▶ Task
Repeat all the material exactly; pictures stay out of your copy.

▶ Record excerpts
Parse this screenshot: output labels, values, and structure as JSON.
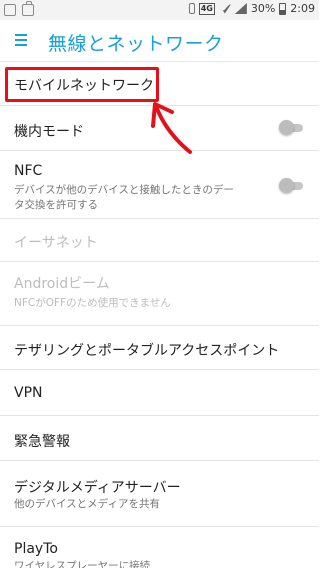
{
  "status_bar": {
    "network_badge": "4G",
    "battery": "30%",
    "time": "2:09"
  },
  "app_bar": {
    "title": "無線とネットワーク",
    "menu_icon": "hamburger-menu-icon"
  },
  "items": [
    {
      "title": "モバイルネットワーク"
    },
    {
      "title": "機内モード",
      "toggle": "off"
    },
    {
      "title": "NFC",
      "subtitle_lines": [
        "デバイスが他のデバイスと接触したときのデー",
        "タ交換を許可する"
      ],
      "toggle": "off"
    },
    {
      "title": "イーサネット",
      "disabled": true
    },
    {
      "title": "Androidビーム",
      "subtitle": "NFCがOFFのため使用できません",
      "disabled": true
    },
    {
      "title": "テザリングとポータブルアクセスポイント"
    },
    {
      "title": "VPN"
    },
    {
      "title": "緊急警報"
    },
    {
      "title": "デジタルメディアサーバー",
      "subtitle": "他のデバイスとメディアを共有"
    },
    {
      "title": "PlayTo",
      "subtitle": "ワイヤレスプレーヤーに接続"
    }
  ],
  "colors": {
    "accent": "#1aa0d8",
    "annotation": "#e5111a"
  }
}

▶ Answer to this problem
Parse this screenshot: output labels, values, and structure as JSON.
{
  "status_bar": {
    "network_badge": "4G",
    "battery": "30%",
    "time": "2:09"
  },
  "app_bar": {
    "title": "無線とネットワーク",
    "menu_icon": "hamburger-menu-icon"
  },
  "items": [
    {
      "title": "モバイルネットワーク"
    },
    {
      "title": "機内モード",
      "toggle": "off"
    },
    {
      "title": "NFC",
      "subtitle_lines": [
        "デバイスが他のデバイスと接触したときのデー",
        "タ交換を許可する"
      ],
      "toggle": "off"
    },
    {
      "title": "イーサネット",
      "disabled": true
    },
    {
      "title": "Androidビーム",
      "subtitle": "NFCがOFFのため使用できません",
      "disabled": true
    },
    {
      "title": "テザリングとポータブルアクセスポイント"
    },
    {
      "title": "VPN"
    },
    {
      "title": "緊急警報"
    },
    {
      "title": "デジタルメディアサーバー",
      "subtitle": "他のデバイスとメディアを共有"
    },
    {
      "title": "PlayTo",
      "subtitle": "ワイヤレスプレーヤーに接続"
    }
  ],
  "colors": {
    "accent": "#1aa0d8",
    "annotation": "#e5111a"
  }
}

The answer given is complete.